Data extracted from a collection:
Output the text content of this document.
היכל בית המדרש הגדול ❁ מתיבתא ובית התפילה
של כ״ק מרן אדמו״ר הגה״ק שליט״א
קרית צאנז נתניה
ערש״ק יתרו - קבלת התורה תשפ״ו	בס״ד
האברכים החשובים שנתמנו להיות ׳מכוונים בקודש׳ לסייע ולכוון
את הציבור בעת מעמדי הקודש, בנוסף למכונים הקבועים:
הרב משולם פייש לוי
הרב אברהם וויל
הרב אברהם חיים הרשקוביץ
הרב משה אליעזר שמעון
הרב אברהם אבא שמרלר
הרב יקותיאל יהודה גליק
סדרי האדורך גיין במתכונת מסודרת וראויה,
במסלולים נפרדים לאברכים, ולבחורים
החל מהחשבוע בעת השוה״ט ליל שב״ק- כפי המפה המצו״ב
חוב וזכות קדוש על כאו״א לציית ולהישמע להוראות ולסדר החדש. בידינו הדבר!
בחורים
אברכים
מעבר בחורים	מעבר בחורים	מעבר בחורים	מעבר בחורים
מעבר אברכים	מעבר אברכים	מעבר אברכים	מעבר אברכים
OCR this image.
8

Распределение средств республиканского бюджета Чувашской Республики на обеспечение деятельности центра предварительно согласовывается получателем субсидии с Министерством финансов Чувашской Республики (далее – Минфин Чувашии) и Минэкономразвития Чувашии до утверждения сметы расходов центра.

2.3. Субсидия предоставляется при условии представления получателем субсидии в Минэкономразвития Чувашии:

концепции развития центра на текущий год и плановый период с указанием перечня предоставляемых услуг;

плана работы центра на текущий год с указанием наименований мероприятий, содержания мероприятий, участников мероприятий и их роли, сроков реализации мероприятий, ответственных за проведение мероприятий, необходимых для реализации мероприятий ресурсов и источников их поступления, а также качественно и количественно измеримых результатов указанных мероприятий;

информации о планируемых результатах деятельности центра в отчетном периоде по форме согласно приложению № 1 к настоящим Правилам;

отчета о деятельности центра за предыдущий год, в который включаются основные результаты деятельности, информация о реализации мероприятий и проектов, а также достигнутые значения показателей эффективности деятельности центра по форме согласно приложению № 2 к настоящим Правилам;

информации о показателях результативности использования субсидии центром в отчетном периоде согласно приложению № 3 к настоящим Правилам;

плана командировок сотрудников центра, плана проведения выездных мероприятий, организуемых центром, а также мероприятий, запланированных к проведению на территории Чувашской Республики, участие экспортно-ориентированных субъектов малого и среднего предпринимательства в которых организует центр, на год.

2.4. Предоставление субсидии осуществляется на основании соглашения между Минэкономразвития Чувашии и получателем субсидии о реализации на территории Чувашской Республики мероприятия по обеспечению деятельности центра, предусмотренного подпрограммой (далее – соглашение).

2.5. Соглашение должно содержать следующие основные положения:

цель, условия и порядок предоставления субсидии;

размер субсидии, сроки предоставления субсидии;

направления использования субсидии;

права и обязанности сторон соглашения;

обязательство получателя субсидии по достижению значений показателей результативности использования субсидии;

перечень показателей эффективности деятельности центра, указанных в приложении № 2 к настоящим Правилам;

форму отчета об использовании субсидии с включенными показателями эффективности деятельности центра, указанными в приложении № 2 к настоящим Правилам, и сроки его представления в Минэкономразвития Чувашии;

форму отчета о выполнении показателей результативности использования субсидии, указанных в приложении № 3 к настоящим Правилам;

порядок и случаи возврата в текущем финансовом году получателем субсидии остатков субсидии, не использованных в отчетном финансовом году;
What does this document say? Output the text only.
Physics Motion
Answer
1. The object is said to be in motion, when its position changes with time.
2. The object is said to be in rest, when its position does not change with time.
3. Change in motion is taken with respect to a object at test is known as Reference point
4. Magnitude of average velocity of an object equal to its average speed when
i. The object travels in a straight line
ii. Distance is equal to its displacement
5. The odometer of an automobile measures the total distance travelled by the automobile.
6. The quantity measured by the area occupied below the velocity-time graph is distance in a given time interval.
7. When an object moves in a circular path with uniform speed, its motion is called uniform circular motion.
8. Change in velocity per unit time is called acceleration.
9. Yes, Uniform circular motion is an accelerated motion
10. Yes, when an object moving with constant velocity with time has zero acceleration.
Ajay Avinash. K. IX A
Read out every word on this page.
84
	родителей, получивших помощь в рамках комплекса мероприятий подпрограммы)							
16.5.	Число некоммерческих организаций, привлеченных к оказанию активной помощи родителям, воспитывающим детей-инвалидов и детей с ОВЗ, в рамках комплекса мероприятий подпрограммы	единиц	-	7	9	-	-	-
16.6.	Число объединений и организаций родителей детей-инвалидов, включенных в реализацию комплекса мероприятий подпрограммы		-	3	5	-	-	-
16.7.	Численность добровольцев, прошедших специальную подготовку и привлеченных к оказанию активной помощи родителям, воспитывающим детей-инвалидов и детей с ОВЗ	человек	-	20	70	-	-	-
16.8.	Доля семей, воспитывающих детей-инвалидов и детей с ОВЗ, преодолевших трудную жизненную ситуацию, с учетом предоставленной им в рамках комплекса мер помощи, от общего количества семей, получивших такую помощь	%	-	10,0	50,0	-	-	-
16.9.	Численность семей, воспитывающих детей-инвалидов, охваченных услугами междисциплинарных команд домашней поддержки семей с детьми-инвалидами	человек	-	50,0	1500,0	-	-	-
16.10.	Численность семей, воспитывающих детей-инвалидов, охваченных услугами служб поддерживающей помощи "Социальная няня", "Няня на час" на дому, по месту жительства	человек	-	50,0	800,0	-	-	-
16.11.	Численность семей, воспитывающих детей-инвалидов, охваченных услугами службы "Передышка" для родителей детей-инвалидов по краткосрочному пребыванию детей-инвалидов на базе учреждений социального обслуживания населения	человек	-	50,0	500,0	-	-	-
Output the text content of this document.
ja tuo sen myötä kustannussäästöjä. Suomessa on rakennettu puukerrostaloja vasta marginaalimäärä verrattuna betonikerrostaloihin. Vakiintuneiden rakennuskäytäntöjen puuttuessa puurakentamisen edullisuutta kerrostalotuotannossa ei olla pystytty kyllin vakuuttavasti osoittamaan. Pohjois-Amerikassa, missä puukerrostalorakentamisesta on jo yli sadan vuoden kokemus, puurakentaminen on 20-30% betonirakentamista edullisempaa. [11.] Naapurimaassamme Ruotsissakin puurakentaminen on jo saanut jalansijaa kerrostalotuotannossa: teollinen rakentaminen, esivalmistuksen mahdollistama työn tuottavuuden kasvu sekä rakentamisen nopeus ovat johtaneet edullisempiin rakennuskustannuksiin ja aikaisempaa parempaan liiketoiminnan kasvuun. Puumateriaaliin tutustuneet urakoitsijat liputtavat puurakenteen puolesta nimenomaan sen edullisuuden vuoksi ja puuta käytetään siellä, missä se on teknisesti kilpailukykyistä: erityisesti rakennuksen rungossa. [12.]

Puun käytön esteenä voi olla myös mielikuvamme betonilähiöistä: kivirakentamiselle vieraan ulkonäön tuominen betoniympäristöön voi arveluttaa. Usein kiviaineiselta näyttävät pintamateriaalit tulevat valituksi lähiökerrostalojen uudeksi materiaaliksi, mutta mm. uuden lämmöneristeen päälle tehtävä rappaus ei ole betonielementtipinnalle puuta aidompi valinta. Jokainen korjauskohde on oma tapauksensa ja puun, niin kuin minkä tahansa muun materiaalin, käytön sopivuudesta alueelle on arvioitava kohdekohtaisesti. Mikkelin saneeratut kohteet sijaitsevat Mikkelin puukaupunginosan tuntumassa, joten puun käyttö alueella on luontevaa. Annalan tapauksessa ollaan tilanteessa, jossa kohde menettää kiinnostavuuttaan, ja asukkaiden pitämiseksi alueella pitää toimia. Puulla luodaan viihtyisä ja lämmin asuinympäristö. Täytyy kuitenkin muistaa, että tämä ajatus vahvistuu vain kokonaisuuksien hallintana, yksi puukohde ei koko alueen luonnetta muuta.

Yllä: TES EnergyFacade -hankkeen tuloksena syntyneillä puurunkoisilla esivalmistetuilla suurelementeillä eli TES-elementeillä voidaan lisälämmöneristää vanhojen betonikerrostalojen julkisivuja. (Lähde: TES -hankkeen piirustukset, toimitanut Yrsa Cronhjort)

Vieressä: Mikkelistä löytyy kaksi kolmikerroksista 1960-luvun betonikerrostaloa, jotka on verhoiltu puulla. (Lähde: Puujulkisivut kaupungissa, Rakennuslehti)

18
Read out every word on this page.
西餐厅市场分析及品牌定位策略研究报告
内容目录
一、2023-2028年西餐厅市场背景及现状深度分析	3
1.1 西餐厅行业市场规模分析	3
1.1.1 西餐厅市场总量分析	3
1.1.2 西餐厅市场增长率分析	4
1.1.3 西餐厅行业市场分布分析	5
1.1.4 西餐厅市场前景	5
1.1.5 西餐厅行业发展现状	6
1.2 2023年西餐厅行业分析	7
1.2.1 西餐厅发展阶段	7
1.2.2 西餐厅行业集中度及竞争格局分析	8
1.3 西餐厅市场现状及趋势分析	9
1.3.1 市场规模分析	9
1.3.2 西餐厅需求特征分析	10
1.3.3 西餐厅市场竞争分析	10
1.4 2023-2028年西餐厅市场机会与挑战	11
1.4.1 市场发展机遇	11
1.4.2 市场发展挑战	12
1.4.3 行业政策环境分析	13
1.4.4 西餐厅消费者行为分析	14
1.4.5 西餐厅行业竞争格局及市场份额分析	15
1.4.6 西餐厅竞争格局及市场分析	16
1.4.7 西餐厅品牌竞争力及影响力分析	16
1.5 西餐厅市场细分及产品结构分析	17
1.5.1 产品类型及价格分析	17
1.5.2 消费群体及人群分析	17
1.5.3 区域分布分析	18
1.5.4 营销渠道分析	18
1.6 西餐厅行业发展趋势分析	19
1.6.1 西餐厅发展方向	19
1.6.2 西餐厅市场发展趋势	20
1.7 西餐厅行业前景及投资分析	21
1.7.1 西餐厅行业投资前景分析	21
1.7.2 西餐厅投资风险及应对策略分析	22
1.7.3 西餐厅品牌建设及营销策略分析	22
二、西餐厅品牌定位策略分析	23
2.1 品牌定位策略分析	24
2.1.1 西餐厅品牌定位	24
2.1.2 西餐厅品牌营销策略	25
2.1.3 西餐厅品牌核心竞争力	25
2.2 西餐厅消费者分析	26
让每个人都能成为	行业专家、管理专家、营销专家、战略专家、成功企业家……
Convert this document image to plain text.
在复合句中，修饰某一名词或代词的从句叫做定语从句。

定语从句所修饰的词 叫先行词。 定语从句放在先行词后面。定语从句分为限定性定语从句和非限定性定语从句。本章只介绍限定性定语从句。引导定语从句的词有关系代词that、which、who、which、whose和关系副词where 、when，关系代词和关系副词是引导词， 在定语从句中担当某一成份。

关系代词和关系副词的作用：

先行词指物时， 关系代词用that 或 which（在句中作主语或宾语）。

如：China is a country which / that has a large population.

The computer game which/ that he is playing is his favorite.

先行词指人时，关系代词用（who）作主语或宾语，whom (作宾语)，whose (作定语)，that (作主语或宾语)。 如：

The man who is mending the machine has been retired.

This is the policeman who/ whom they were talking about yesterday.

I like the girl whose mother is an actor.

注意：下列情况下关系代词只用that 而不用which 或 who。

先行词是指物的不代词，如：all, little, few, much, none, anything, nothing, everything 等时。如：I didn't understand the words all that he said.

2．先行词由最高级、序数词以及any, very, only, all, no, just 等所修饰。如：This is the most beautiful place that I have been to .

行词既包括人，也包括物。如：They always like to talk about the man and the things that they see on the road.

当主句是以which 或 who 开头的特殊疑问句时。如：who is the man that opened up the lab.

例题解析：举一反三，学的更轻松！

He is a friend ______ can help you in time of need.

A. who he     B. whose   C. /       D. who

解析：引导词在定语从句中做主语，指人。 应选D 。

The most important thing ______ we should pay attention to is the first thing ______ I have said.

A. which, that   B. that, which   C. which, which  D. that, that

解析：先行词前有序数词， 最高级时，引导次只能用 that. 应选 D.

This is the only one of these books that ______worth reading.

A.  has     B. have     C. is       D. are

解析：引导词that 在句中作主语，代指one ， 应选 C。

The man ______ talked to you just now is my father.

▶ [What is asked] Copy out every line from the records that has the word "форму".

▶ [Task answer]
форму отчета об использовании субсидии с включенными показателями эффективности деятельности центра, указанными в приложении № 2 к настоящим Правилам, и сроки его представления в Минэкономразвития Чувашии;
форму отчета о выполнении показателей результативности использования субсидии, указанных в приложении № 3 к настоящим Правилам;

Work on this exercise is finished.